WHAT TO DO.
From the entries below, count every line that contains the word "Wydziału". Please give the number and nothing else.

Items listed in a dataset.
---
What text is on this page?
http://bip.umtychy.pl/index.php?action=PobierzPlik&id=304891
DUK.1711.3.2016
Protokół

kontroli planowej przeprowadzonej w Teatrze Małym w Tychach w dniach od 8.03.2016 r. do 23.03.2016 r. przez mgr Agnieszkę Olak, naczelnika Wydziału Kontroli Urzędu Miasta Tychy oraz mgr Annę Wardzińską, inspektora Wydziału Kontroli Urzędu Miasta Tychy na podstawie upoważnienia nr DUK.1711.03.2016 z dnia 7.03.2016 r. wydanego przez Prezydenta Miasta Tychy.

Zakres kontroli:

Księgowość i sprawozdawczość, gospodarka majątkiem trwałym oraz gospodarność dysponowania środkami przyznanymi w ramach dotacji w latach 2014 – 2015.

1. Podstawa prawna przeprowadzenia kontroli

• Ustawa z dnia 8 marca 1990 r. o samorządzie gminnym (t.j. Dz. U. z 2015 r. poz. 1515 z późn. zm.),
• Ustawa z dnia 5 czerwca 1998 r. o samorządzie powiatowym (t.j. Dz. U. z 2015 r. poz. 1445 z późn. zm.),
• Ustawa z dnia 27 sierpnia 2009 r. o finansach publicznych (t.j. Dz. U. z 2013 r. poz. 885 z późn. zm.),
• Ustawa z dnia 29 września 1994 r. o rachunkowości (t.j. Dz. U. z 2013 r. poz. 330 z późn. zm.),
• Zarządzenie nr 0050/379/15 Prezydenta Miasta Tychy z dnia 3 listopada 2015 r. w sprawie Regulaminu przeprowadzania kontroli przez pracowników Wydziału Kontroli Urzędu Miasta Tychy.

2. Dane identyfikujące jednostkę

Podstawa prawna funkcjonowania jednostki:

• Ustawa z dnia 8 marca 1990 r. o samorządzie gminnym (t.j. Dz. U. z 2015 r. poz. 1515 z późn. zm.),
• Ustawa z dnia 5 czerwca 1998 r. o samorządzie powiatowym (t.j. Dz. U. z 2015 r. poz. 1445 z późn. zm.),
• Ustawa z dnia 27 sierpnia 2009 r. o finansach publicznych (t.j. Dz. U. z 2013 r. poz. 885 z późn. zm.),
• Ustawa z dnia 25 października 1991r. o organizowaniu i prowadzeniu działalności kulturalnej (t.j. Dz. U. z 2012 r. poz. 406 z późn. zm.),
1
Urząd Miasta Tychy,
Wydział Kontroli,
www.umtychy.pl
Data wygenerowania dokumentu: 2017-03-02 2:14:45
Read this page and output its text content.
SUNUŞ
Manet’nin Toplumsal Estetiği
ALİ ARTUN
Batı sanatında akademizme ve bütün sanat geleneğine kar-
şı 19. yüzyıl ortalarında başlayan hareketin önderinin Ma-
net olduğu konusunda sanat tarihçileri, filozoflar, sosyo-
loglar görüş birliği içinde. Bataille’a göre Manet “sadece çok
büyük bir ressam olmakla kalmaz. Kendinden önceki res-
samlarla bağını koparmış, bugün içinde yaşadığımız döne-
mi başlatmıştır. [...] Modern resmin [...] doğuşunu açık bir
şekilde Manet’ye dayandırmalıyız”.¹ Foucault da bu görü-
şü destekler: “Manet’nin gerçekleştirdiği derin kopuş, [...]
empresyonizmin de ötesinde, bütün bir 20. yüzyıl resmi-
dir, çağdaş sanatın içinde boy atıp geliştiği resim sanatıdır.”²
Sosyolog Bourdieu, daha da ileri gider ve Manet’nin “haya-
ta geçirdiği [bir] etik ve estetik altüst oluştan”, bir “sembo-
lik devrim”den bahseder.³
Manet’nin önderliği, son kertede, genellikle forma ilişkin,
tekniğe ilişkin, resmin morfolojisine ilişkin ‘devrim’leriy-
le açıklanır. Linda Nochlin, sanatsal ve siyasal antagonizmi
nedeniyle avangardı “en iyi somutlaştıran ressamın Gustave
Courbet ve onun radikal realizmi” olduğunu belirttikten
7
---
EXERCISE ANSWER.
2